Return each line of the listing that contains the string "passing".

Figure dataset records
"""
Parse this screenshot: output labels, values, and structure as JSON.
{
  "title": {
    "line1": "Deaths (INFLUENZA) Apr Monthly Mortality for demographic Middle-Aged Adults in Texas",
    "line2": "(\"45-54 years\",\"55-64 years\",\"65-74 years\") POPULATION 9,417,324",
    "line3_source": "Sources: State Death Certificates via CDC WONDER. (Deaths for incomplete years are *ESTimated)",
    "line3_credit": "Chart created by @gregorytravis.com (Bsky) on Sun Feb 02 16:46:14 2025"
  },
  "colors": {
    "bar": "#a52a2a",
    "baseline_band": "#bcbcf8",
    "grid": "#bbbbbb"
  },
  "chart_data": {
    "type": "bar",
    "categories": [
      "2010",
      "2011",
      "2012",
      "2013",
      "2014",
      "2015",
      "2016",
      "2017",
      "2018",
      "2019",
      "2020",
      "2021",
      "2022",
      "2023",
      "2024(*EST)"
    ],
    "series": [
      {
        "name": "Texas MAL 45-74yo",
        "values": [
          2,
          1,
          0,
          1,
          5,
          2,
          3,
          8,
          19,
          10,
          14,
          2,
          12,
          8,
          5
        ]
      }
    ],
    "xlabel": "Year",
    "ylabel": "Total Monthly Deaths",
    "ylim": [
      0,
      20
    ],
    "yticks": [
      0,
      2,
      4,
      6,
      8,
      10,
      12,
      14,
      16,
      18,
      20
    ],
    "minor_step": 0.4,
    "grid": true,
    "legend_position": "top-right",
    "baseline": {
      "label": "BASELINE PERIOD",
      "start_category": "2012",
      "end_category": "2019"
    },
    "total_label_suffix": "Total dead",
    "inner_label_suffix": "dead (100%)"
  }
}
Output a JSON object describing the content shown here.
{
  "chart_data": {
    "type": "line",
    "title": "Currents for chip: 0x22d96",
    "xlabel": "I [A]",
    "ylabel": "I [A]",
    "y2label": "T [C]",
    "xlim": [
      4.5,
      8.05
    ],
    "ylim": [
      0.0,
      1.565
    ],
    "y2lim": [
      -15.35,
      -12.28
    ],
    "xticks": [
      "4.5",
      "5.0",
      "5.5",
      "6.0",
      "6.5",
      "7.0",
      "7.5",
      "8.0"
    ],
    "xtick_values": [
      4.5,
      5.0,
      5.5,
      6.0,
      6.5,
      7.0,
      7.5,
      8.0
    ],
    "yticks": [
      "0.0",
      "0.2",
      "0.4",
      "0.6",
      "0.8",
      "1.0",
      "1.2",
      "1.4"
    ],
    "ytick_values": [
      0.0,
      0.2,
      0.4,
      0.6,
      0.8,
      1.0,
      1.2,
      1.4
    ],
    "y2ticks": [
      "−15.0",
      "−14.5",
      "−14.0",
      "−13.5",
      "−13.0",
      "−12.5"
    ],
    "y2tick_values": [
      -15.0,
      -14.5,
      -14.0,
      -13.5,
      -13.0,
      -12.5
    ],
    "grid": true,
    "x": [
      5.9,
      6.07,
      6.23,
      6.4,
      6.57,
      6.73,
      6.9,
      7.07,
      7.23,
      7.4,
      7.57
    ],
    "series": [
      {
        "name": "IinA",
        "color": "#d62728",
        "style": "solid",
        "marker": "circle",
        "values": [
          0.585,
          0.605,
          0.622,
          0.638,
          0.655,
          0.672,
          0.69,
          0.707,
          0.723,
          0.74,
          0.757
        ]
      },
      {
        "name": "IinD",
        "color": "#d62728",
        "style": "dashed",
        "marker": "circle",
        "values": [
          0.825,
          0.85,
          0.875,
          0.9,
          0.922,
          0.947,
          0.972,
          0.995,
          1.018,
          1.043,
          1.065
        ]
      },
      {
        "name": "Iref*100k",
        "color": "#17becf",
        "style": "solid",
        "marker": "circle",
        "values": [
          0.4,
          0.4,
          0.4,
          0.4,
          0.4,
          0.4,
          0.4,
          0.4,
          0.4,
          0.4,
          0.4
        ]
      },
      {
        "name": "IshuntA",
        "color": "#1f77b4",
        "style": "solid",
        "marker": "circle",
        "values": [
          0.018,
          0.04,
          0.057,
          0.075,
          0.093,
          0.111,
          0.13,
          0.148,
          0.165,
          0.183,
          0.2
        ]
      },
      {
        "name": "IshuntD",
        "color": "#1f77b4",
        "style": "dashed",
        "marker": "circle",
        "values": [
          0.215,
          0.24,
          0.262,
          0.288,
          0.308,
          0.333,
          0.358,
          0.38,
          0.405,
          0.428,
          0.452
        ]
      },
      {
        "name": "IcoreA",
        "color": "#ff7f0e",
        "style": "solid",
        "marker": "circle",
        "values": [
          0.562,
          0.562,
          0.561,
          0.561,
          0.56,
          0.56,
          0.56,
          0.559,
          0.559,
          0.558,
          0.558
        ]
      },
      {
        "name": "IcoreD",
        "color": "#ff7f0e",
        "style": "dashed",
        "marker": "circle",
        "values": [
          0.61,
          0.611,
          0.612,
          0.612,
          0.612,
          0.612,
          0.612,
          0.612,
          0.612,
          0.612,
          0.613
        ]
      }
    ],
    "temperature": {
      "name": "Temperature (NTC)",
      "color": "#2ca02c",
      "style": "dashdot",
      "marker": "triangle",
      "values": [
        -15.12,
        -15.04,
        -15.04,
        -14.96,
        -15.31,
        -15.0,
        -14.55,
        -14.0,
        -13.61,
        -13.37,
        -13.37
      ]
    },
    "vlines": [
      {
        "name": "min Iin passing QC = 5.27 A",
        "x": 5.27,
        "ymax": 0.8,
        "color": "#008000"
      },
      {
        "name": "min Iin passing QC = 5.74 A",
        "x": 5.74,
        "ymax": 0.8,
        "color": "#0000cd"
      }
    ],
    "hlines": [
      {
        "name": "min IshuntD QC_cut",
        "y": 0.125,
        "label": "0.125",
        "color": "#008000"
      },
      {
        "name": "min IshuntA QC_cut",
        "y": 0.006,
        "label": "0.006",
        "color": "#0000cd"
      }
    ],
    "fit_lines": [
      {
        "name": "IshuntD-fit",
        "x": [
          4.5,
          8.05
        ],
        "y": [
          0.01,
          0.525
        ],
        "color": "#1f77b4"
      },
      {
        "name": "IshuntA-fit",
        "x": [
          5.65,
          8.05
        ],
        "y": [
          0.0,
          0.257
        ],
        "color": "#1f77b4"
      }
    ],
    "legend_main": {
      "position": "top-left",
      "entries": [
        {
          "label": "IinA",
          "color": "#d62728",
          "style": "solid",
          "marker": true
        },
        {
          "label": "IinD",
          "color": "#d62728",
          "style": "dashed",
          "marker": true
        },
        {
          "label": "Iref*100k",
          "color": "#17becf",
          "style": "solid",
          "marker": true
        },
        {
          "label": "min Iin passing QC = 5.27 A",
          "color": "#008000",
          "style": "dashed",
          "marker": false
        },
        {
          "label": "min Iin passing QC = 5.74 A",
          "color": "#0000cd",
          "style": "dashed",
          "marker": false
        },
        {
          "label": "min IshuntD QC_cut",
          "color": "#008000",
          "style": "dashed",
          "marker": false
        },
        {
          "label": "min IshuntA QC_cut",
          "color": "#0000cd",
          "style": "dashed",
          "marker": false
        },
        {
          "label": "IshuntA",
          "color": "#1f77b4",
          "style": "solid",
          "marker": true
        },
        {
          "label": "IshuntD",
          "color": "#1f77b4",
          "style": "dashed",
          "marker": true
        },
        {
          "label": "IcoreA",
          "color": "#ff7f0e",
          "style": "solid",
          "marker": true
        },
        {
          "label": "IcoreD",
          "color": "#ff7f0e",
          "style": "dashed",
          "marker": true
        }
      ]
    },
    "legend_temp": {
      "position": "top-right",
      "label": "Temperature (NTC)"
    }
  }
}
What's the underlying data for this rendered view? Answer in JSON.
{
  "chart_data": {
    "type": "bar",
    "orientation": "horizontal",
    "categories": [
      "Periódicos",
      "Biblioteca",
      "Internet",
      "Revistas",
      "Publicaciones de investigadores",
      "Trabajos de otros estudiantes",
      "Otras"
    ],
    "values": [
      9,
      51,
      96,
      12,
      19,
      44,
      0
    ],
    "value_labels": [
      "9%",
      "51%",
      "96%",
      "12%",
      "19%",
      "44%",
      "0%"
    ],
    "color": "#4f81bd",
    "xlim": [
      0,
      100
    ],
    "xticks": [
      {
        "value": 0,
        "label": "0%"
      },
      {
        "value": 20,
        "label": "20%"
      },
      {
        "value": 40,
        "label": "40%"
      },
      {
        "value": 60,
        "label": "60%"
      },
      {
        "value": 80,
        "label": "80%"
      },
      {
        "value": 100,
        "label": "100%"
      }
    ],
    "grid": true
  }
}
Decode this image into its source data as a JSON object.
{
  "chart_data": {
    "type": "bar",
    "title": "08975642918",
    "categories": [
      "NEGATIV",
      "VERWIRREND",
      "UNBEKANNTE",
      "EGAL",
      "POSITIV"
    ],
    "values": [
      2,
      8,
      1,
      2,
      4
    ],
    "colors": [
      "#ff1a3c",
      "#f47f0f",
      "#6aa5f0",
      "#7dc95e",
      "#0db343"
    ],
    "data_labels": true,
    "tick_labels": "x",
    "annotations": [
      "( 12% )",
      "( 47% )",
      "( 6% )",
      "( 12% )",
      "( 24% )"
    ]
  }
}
"""
◆ EXERCISE OUTPUT ◆
        "name": "min Iin passing QC = 5.27 A",
        "name": "min Iin passing QC = 5.74 A",
          "label": "min Iin passing QC = 5.27 A",
          "label": "min Iin passing QC = 5.74 A",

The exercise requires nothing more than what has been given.